Task statement: Return each entry exactly, with none missing.

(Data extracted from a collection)

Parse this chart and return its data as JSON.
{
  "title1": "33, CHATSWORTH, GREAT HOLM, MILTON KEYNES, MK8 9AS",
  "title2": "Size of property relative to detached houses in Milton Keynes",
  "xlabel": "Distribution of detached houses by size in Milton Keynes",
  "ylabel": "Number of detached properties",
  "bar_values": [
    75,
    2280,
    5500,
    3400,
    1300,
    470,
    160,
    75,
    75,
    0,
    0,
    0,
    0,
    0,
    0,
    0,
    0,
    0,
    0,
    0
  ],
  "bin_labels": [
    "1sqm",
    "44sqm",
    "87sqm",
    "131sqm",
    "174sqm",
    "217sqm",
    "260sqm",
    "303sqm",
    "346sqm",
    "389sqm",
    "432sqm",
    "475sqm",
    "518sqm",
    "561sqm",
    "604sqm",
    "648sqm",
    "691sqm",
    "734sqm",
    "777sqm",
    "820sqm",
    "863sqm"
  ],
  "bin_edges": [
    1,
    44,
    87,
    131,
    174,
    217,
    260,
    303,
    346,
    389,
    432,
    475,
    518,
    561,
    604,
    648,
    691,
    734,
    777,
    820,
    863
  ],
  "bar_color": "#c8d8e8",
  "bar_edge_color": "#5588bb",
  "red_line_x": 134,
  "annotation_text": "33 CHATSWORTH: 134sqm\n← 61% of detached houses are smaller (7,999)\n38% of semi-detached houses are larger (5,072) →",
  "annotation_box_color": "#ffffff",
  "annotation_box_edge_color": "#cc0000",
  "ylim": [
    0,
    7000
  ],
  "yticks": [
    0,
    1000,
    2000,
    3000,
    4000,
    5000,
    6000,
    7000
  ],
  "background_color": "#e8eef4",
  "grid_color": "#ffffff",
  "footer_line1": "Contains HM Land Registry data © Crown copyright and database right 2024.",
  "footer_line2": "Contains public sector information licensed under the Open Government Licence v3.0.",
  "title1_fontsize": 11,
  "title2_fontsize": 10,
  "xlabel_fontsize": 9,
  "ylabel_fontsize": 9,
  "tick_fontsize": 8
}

Worked solution:
Parse this chart and return its data as JSON.
{
  "title1": "33, CHATSWORTH, GREAT HOLM, MILTON KEYNES, MK8 9AS",
  "title2": "Size of property relative to detached houses in Milton Keynes",
  "xlabel": "Distribution of detached houses by size in Milton Keynes",
  "ylabel": "Number of detached properties",
  "bar_values": [
    75,
    2280,
    5500,
    3400,
    1300,
    470,
    160,
    75,
    75,
    0,
    0,
    0,
    0,
    0,
    0,
    0,
    0,
    0,
    0,
    0
  ],
  "bin_labels": [
    "1sqm",
    "44sqm",
    "87sqm",
    "131sqm",
    "174sqm",
    "217sqm",
    "260sqm",
    "303sqm",
    "346sqm",
    "389sqm",
    "432sqm",
    "475sqm",
    "518sqm",
    "561sqm",
    "604sqm",
    "648sqm",
    "691sqm",
    "734sqm",
    "777sqm",
    "820sqm",
    "863sqm"
  ],
  "bin_edges": [
    1,
    44,
    87,
    131,
    174,
    217,
    260,
    303,
    346,
    389,
    432,
    475,
    518,
    561,
    604,
    648,
    691,
    734,
    777,
    820,
    863
  ],
  "bar_color": "#c8d8e8",
  "bar_edge_color": "#5588bb",
  "red_line_x": 134,
  "annotation_text": "33 CHATSWORTH: 134sqm\n← 61% of detached houses are smaller (7,999)\n38% of semi-detached houses are larger (5,072) →",
  "annotation_box_color": "#ffffff",
  "annotation_box_edge_color": "#cc0000",
  "ylim": [
    0,
    7000
  ],
  "yticks": [
    0,
    1000,
    2000,
    3000,
    4000,
    5000,
    6000,
    7000
  ],
  "background_color": "#e8eef4",
  "grid_color": "#ffffff",
  "footer_line1": "Contains HM Land Registry data © Crown copyright and database right 2024.",
  "footer_line2": "Contains public sector information licensed under the Open Government Licence v3.0.",
  "title1_fontsize": 11,
  "title2_fontsize": 10,
  "xlabel_fontsize": 9,
  "ylabel_fontsize": 9,
  "tick_fontsize": 8
}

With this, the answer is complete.